What you should do: Make an exact copy of the records below, excluding images.

Source material:
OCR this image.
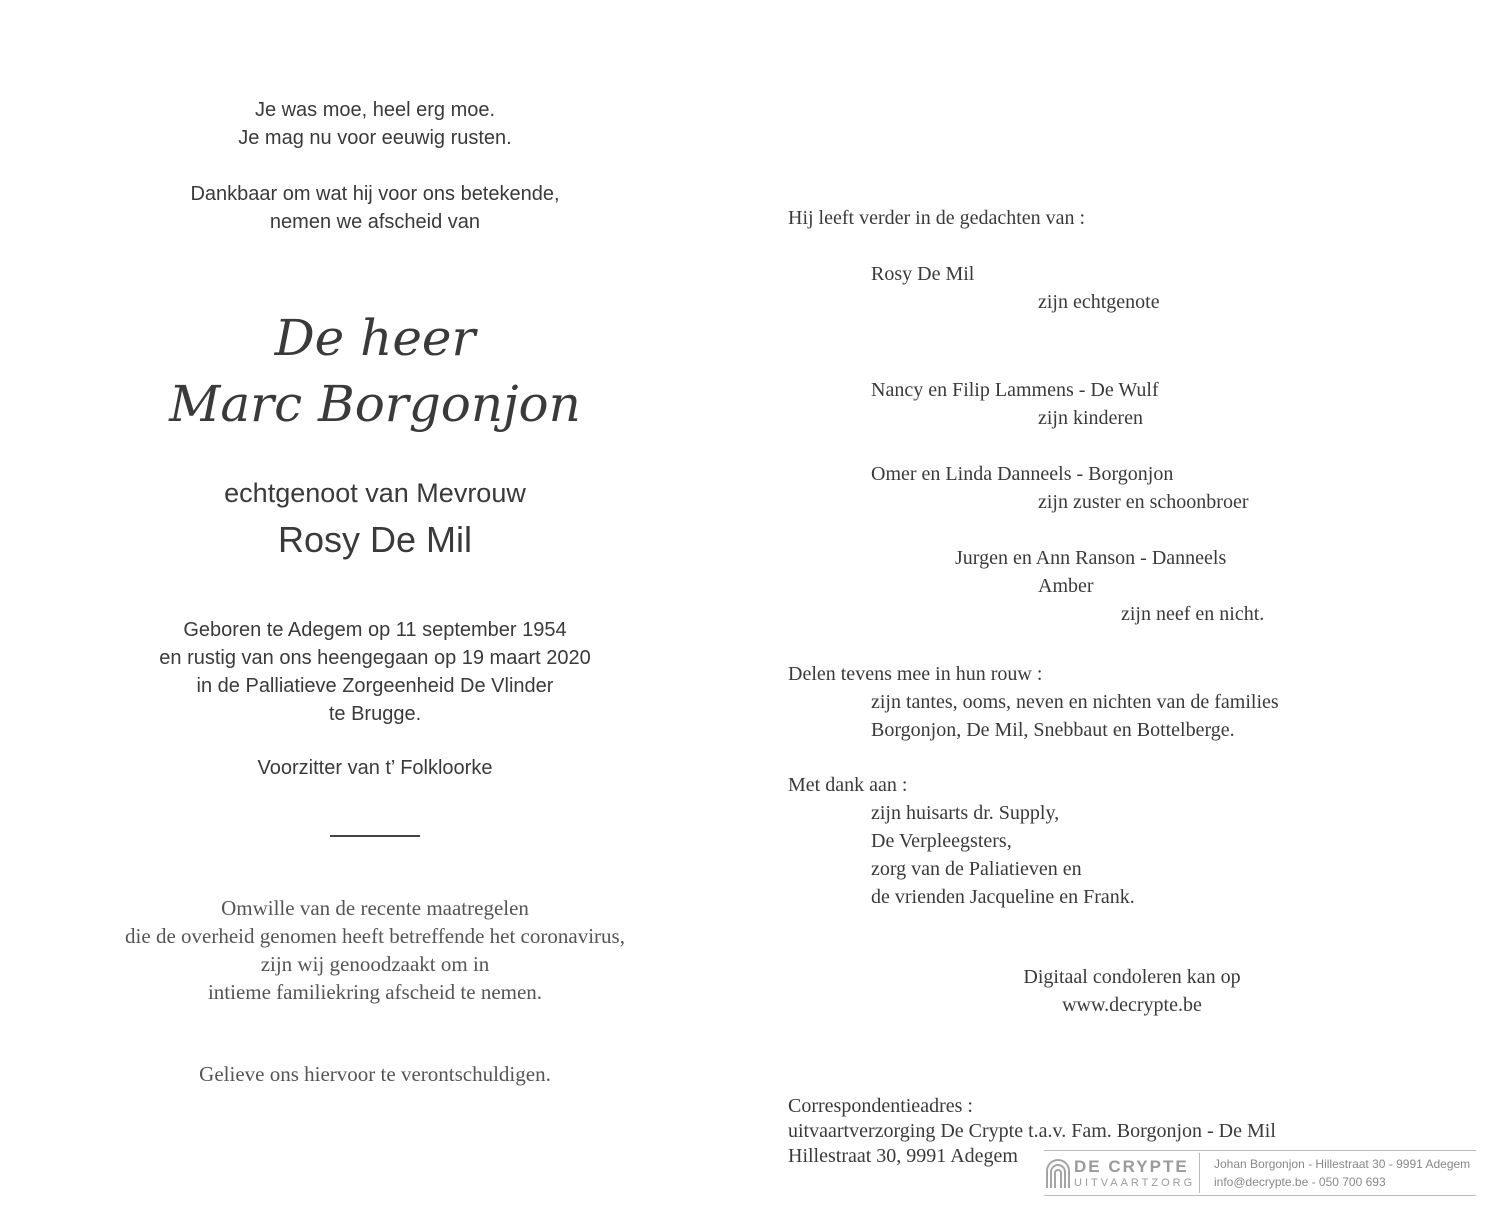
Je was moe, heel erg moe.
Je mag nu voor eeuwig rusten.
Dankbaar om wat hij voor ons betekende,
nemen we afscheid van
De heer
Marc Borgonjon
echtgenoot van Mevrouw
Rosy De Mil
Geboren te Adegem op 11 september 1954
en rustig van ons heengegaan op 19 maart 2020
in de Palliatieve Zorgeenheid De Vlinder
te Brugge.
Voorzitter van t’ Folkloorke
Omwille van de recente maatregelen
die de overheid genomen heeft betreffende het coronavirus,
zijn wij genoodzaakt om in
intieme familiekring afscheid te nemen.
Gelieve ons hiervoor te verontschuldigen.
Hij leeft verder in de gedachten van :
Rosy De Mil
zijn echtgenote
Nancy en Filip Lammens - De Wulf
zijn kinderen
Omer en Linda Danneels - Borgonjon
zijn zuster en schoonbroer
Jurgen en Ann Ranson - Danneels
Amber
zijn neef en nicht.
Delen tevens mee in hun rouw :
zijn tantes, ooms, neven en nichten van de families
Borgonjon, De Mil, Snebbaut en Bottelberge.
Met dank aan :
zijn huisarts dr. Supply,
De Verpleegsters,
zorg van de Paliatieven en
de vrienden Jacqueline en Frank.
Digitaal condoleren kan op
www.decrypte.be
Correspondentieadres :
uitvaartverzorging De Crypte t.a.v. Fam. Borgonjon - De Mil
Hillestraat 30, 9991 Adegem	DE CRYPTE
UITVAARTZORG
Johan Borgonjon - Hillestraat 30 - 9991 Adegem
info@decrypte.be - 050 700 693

Reply to the task:
OCR this image.
Je was moe, heel erg moe.
Je mag nu voor eeuwig rusten.
Dankbaar om wat hij voor ons betekende,
nemen we afscheid van
De heer
Marc Borgonjon
echtgenoot van Mevrouw
Rosy De Mil
Geboren te Adegem op 11 september 1954
en rustig van ons heengegaan op 19 maart 2020
in de Palliatieve Zorgeenheid De Vlinder
te Brugge.
Voorzitter van t’ Folkloorke
Omwille van de recente maatregelen
die de overheid genomen heeft betreffende het coronavirus,
zijn wij genoodzaakt om in
intieme familiekring afscheid te nemen.
Gelieve ons hiervoor te verontschuldigen.
Hij leeft verder in de gedachten van :
Rosy De Mil
zijn echtgenote
Nancy en Filip Lammens - De Wulf
zijn kinderen
Omer en Linda Danneels - Borgonjon
zijn zuster en schoonbroer
Jurgen en Ann Ranson - Danneels
Amber
zijn neef en nicht.
Delen tevens mee in hun rouw :
zijn tantes, ooms, neven en nichten van de families
Borgonjon, De Mil, Snebbaut en Bottelberge.
Met dank aan :
zijn huisarts dr. Supply,
De Verpleegsters,
zorg van de Paliatieven en
de vrienden Jacqueline en Frank.
Digitaal condoleren kan op
www.decrypte.be
Correspondentieadres :
uitvaartverzorging De Crypte t.a.v. Fam. Borgonjon - De Mil
Hillestraat 30, 9991 Adegem	DE CRYPTE
UITVAARTZORG
Johan Borgonjon - Hillestraat 30 - 9991 Adegem
info@decrypte.be - 050 700 693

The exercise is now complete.